-- BEGIN --
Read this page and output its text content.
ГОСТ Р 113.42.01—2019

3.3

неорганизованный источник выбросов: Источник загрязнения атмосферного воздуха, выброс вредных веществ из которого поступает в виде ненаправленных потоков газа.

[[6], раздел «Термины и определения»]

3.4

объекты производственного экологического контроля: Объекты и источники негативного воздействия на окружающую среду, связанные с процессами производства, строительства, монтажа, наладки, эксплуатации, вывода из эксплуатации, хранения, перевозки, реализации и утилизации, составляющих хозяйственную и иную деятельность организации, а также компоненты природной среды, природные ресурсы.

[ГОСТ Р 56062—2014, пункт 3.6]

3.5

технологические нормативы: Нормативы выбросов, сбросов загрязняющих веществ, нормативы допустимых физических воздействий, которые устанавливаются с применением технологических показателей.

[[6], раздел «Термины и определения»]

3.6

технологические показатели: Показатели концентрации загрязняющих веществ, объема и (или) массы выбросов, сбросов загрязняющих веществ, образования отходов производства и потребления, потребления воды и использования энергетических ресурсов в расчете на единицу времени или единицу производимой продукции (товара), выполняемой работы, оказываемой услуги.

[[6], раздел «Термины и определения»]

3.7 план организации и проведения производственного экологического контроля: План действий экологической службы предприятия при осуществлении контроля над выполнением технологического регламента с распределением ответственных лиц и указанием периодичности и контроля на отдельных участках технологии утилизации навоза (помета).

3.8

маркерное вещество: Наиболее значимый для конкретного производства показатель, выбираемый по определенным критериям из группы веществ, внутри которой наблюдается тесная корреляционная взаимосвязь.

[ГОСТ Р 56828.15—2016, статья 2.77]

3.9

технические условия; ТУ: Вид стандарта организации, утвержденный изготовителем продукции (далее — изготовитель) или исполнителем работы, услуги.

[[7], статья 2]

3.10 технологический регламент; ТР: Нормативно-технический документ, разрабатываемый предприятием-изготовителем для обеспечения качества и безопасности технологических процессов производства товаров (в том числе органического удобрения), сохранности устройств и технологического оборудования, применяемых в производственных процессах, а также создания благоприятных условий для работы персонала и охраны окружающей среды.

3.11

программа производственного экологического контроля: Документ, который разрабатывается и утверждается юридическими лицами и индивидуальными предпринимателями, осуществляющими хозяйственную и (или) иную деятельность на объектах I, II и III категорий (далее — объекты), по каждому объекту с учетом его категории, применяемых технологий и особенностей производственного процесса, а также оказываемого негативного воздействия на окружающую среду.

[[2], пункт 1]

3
-- END --
◆ **Directions**
Reproduce the records word for word.

◆ **Solution for this problem**
Read this page and output its text content.
ГОСТ Р 113.42.01—2019

3.3

неорганизованный источник выбросов: Источник загрязнения атмосферного воздуха, выброс вредных веществ из которого поступает в виде ненаправленных потоков газа.

[[6], раздел «Термины и определения»]

3.4

объекты производственного экологического контроля: Объекты и источники негативного воздействия на окружающую среду, связанные с процессами производства, строительства, монтажа, наладки, эксплуатации, вывода из эксплуатации, хранения, перевозки, реализации и утилизации, составляющих хозяйственную и иную деятельность организации, а также компоненты природной среды, природные ресурсы.

[ГОСТ Р 56062—2014, пункт 3.6]

3.5

технологические нормативы: Нормативы выбросов, сбросов загрязняющих веществ, нормативы допустимых физических воздействий, которые устанавливаются с применением технологических показателей.

[[6], раздел «Термины и определения»]

3.6

технологические показатели: Показатели концентрации загрязняющих веществ, объема и (или) массы выбросов, сбросов загрязняющих веществ, образования отходов производства и потребления, потребления воды и использования энергетических ресурсов в расчете на единицу времени или единицу производимой продукции (товара), выполняемой работы, оказываемой услуги.

[[6], раздел «Термины и определения»]

3.7 план организации и проведения производственного экологического контроля: План действий экологической службы предприятия при осуществлении контроля над выполнением технологического регламента с распределением ответственных лиц и указанием периодичности и контроля на отдельных участках технологии утилизации навоза (помета).

3.8

маркерное вещество: Наиболее значимый для конкретного производства показатель, выбираемый по определенным критериям из группы веществ, внутри которой наблюдается тесная корреляционная взаимосвязь.

[ГОСТ Р 56828.15—2016, статья 2.77]

3.9

технические условия; ТУ: Вид стандарта организации, утвержденный изготовителем продукции (далее — изготовитель) или исполнителем работы, услуги.

[[7], статья 2]

3.10 технологический регламент; ТР: Нормативно-технический документ, разрабатываемый предприятием-изготовителем для обеспечения качества и безопасности технологических процессов производства товаров (в том числе органического удобрения), сохранности устройств и технологического оборудования, применяемых в производственных процессах, а также создания благоприятных условий для работы персонала и охраны окружающей среды.

3.11

программа производственного экологического контроля: Документ, который разрабатывается и утверждается юридическими лицами и индивидуальными предпринимателями, осуществляющими хозяйственную и (или) иную деятельность на объектах I, II и III категорий (далее — объекты), по каждому объекту с учетом его категории, применяемых технологий и особенностей производственного процесса, а также оказываемого негативного воздействия на окружающую среду.

[[2], пункт 1]

3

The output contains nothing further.